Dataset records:
* * * * * * * * *
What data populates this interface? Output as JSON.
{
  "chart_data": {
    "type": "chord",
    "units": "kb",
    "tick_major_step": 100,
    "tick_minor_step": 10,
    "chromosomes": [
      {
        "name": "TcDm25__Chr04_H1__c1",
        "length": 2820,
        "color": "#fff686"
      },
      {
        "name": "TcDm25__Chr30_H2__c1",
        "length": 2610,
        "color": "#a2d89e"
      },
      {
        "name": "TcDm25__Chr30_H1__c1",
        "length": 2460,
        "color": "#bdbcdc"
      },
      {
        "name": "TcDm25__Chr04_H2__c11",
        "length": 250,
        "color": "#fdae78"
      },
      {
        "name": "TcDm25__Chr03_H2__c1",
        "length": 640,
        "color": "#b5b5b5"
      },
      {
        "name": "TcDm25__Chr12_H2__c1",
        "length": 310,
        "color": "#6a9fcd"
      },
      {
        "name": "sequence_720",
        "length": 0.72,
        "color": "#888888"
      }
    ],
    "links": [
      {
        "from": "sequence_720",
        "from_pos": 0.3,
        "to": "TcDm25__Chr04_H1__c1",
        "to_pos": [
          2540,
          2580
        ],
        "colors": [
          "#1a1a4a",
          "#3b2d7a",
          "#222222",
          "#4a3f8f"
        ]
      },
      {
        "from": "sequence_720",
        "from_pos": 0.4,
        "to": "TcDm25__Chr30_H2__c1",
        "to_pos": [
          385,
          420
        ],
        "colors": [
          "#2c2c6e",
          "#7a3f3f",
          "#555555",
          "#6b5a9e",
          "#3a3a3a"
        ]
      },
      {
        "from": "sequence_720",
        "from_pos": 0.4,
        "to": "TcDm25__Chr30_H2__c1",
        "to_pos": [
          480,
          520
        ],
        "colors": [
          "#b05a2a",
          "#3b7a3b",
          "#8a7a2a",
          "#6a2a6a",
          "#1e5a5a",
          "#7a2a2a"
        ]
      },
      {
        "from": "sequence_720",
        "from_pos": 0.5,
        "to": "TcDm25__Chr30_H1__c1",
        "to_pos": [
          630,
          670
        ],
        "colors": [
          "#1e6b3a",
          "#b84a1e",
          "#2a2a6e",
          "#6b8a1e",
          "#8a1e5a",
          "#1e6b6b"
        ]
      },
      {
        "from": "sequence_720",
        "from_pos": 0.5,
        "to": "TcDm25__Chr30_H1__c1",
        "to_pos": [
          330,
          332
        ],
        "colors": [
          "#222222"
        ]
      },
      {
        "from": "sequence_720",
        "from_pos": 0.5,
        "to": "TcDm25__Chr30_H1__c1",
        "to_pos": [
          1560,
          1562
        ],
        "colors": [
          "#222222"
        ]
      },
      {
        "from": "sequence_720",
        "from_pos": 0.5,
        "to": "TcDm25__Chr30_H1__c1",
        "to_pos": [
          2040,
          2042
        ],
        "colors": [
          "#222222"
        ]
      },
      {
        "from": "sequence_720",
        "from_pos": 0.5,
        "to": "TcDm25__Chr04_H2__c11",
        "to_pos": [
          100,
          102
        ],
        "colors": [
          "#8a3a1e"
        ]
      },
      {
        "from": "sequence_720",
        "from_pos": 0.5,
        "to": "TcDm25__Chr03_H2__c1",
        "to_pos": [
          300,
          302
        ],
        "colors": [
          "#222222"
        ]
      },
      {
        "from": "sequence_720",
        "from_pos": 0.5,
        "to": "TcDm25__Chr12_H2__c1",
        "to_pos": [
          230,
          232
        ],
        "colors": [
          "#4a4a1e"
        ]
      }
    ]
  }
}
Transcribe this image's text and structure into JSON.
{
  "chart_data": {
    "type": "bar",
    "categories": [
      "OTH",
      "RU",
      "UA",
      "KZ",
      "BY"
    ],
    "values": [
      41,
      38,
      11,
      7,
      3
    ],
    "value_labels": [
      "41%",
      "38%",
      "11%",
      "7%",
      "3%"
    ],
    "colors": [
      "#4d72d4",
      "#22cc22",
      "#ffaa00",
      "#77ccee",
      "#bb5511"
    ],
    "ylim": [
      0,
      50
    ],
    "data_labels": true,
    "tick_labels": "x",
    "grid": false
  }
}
* * * * * * * * *
* EXERCISE TASK *
Filter lines by "length" and return each hit.

* FINAL RESULT *
        "length": 2820,
        "length": 2610,
        "length": 2460,
        "length": 250,
        "length": 640,
        "length": 310,
        "length": 0.72,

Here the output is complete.